**DO THIS:** Locate the word "بشـار" in the data below, then copy every line that holds it.

[Data records]
— Start —

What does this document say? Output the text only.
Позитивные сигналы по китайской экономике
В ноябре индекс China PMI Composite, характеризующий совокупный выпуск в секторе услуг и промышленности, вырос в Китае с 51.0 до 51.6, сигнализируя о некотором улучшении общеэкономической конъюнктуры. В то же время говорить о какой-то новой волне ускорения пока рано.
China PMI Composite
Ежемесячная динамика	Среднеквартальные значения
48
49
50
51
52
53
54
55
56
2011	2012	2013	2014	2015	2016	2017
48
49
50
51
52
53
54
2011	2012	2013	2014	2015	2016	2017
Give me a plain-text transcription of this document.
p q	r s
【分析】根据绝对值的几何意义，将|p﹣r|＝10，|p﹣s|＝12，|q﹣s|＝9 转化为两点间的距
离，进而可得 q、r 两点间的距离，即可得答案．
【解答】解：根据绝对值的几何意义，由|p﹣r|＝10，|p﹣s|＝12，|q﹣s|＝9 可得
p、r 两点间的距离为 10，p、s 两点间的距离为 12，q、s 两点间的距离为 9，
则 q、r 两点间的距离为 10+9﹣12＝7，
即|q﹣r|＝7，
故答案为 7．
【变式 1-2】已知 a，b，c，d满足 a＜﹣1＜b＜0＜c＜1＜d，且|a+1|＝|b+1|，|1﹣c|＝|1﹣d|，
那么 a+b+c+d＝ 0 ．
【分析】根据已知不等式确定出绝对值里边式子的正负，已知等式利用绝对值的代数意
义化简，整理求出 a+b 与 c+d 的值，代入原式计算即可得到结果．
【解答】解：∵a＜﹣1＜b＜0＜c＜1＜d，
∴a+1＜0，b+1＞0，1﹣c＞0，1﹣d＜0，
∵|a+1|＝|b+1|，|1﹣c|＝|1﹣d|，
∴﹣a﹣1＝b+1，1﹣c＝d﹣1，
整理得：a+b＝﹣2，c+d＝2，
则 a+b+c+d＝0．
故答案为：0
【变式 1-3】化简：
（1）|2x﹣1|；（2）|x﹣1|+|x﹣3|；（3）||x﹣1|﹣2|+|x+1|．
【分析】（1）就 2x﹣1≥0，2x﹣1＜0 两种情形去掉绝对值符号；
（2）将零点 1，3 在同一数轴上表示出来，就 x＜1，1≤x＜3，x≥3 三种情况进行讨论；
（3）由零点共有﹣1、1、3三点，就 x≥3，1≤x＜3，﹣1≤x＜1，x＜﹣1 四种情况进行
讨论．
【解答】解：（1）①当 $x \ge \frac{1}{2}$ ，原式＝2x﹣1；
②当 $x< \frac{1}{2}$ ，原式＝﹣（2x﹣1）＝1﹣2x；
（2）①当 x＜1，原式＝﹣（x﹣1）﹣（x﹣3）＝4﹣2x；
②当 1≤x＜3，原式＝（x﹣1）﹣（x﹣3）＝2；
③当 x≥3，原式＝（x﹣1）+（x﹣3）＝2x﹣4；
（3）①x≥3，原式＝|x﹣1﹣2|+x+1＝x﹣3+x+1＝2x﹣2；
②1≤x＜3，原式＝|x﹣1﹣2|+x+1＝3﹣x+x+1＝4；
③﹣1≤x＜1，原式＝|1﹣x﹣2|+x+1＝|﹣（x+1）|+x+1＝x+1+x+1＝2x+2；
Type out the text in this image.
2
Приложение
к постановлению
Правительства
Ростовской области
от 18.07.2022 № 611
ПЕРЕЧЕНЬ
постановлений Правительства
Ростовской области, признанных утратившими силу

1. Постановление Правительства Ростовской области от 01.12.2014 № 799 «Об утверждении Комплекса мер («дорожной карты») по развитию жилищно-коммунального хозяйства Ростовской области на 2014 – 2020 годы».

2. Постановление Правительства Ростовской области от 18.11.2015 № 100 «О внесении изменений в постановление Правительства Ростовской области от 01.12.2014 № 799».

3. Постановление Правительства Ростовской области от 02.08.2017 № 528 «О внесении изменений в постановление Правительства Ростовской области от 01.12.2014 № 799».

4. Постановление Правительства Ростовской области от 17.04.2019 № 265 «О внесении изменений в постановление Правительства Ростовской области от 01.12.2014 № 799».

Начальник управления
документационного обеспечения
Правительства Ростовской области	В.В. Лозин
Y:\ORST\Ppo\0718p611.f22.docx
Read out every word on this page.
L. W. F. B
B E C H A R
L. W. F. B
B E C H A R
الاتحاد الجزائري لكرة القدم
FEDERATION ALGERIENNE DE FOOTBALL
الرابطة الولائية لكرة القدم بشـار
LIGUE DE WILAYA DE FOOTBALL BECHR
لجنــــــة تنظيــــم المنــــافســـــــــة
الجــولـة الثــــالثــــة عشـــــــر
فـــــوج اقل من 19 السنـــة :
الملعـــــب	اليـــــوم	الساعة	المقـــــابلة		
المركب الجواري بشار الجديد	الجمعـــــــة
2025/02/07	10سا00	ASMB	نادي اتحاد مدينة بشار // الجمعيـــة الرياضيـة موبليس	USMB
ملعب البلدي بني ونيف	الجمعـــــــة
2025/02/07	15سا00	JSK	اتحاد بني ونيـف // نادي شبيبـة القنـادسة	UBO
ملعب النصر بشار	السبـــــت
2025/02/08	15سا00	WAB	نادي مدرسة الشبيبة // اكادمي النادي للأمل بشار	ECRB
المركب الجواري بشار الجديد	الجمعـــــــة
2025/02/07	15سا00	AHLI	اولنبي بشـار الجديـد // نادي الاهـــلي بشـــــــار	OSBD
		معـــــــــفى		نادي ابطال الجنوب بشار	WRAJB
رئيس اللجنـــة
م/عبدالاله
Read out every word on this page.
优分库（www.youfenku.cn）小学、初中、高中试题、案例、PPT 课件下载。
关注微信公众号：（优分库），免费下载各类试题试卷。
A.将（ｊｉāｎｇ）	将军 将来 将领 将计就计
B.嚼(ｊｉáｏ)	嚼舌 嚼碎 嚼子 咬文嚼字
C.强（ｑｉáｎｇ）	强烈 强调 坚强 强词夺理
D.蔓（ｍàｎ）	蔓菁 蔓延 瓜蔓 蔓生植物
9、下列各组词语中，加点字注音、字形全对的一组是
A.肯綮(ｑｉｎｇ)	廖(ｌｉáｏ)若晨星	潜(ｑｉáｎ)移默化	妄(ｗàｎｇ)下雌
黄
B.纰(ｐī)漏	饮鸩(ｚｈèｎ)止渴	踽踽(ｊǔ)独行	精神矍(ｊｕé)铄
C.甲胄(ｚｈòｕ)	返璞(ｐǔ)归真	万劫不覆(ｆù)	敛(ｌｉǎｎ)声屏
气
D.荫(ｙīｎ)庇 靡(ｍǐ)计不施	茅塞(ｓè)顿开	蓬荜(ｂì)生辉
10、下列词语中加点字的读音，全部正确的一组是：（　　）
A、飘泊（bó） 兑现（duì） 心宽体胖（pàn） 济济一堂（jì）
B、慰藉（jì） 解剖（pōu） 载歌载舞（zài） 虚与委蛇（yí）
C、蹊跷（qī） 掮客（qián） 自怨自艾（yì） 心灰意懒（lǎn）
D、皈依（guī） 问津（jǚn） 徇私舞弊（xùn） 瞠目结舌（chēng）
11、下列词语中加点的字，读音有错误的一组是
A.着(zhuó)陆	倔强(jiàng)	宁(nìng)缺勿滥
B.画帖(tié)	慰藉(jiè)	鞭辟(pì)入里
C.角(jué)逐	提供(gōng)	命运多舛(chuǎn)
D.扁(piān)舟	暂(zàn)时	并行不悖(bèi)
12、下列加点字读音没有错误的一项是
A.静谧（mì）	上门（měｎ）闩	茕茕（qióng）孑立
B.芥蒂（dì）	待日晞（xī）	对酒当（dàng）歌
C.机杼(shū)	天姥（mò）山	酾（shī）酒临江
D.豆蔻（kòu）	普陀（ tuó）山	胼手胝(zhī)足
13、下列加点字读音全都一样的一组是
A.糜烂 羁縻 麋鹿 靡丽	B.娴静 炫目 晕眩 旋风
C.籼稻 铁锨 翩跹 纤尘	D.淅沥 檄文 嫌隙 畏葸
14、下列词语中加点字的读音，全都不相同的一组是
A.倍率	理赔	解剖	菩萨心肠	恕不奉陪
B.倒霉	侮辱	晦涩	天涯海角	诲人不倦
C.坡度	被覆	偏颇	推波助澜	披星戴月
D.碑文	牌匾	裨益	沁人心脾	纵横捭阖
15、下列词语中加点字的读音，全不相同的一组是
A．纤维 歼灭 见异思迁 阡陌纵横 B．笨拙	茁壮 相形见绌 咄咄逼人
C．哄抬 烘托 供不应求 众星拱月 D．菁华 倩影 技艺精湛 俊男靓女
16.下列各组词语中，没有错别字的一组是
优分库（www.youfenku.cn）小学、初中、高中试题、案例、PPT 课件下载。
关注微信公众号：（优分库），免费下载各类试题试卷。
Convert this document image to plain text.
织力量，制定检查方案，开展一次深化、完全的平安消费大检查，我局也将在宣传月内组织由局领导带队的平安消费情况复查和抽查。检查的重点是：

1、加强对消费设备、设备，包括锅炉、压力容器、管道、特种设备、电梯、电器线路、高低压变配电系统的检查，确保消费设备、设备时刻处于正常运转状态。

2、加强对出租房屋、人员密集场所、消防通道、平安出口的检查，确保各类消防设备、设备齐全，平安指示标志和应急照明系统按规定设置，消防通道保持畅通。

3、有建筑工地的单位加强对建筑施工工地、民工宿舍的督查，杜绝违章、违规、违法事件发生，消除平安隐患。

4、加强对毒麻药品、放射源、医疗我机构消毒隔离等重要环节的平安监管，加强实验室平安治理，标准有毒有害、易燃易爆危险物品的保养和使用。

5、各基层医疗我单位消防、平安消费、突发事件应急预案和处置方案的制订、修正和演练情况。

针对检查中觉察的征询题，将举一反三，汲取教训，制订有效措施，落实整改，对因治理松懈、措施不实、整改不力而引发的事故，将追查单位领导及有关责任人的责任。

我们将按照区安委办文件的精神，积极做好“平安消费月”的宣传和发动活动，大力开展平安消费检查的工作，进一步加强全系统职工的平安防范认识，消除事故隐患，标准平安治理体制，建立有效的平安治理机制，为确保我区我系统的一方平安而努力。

— End —

**FULL ANSWER:**
الرابطة الولائية لكرة القدم بشـار
2025/02/07	15سا00	AHLI	اولنبي بشـار الجديـد // نادي الاهـــلي بشـــــــار	OSBD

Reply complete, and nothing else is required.